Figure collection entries
····················

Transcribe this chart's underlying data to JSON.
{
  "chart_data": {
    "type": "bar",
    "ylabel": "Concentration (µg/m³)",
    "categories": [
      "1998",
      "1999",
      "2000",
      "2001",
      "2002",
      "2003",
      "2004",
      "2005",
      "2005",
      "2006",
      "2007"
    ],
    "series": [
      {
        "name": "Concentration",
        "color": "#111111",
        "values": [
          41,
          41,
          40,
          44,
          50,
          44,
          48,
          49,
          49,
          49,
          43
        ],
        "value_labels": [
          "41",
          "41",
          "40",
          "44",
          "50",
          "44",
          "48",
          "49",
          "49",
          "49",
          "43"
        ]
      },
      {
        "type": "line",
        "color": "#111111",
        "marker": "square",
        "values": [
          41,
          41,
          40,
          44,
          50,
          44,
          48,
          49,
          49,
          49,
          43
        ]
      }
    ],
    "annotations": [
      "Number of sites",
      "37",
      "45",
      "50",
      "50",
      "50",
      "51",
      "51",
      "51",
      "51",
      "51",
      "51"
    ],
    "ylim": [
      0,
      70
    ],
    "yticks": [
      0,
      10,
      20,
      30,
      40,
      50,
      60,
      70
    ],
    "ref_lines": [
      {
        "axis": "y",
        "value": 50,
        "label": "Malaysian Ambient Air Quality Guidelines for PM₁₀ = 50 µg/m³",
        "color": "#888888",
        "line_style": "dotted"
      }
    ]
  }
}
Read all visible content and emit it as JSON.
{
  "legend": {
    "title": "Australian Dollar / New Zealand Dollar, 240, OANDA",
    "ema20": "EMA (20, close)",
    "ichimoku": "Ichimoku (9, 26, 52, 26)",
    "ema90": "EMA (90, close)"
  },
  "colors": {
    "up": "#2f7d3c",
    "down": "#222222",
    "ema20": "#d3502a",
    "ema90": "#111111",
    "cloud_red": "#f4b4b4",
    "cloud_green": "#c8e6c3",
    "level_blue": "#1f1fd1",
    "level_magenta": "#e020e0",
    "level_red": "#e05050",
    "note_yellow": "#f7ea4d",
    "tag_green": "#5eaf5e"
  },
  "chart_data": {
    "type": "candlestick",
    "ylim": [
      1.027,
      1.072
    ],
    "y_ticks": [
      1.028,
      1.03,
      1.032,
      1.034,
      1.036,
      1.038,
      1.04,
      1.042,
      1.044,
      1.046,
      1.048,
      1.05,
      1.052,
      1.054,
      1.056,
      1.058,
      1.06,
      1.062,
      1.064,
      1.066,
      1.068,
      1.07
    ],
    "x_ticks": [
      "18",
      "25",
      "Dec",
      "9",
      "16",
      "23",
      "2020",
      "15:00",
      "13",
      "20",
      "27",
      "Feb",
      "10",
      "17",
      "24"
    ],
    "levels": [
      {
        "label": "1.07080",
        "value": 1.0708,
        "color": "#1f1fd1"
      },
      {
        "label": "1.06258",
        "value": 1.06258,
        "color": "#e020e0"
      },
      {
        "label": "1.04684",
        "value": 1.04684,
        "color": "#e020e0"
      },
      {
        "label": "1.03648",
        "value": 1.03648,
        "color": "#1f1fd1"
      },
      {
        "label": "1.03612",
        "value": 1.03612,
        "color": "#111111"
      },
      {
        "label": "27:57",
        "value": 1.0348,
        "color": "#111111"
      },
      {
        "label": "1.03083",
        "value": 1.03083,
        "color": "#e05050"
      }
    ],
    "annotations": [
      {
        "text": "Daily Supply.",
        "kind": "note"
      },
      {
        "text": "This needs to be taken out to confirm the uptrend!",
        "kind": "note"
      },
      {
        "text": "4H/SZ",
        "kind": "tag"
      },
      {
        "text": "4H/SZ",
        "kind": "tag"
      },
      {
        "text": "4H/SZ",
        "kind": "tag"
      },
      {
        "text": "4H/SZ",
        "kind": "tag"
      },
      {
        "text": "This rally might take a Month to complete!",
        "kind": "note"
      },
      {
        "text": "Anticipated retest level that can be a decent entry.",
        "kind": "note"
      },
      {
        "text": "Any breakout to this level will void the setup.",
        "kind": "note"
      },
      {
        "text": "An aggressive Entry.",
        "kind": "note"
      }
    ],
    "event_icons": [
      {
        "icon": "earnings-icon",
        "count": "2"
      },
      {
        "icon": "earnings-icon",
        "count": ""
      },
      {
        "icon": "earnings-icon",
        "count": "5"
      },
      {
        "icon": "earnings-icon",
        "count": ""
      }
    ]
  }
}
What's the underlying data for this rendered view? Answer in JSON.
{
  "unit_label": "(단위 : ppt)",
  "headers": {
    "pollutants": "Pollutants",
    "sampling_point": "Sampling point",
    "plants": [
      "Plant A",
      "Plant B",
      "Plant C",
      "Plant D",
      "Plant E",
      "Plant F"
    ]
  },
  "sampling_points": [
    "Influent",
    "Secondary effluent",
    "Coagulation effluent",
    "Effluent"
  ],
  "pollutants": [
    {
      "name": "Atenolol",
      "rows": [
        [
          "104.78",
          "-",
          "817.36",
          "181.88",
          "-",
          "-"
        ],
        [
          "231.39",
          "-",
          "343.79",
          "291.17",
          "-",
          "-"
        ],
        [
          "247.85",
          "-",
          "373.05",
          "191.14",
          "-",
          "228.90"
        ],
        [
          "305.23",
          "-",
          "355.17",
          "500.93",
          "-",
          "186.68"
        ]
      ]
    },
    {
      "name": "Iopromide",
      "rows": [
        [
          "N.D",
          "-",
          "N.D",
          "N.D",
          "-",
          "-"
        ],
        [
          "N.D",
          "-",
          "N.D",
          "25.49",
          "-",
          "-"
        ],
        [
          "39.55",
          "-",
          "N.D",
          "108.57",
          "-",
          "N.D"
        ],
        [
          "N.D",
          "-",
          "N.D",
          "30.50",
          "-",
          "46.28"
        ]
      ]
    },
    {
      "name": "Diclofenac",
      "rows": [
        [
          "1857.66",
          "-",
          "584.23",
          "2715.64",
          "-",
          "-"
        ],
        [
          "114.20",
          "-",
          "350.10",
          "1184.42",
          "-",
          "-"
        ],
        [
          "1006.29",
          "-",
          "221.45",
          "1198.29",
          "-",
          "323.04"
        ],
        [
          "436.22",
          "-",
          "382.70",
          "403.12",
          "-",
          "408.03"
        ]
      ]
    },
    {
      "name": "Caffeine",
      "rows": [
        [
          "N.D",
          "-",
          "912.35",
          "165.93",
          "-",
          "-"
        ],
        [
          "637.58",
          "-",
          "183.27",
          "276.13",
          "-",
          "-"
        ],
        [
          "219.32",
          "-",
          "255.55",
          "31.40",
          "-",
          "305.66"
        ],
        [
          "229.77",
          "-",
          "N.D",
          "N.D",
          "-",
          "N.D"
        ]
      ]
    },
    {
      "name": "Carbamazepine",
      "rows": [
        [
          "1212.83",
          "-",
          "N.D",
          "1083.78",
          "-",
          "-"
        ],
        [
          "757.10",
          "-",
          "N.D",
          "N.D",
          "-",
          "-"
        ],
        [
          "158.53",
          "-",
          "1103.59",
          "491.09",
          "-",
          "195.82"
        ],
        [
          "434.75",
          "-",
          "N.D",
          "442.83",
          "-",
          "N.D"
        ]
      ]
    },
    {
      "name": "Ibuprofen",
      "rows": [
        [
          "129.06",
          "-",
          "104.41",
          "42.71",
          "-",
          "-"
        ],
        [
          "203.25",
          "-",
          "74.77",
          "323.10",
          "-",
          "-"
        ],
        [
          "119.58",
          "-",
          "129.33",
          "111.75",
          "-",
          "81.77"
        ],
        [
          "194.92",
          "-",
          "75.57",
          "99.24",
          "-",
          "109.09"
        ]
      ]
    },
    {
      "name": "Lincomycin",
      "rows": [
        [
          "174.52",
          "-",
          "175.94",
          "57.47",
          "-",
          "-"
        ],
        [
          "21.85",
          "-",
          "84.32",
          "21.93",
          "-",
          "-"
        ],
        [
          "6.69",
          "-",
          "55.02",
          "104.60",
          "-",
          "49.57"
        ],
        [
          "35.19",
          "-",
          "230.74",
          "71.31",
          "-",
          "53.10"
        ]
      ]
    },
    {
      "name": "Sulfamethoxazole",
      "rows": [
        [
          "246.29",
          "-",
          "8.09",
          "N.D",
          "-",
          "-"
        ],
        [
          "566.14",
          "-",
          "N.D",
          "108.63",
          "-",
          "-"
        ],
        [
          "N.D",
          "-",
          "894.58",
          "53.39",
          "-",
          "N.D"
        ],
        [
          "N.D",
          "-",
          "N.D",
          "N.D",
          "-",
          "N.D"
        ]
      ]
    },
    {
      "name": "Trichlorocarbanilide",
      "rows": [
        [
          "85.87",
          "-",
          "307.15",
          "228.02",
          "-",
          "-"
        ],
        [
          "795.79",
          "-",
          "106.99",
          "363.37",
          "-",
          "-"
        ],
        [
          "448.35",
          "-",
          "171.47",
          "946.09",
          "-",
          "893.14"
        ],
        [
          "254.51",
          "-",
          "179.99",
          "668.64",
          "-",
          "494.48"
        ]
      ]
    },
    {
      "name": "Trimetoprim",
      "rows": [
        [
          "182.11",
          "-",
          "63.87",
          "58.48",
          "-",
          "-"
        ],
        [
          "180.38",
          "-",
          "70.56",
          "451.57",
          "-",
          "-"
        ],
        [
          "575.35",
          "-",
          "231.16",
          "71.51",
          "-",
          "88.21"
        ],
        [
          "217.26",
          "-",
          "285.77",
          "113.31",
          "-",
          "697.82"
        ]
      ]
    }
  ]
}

····················

Select every line where the word "text" occurs.

## ANSWER FOR THE TASK
        "text": "Daily Supply.",
        "text": "This needs to be taken out to confirm the uptrend!",
        "text": "4H/SZ",
        "text": "4H/SZ",
        "text": "4H/SZ",
        "text": "4H/SZ",
        "text": "This rally might take a Month to complete!",
        "text": "Anticipated retest level that can be a decent entry.",
        "text": "Any breakout to this level will void the setup.",
        "text": "An aggressive Entry.",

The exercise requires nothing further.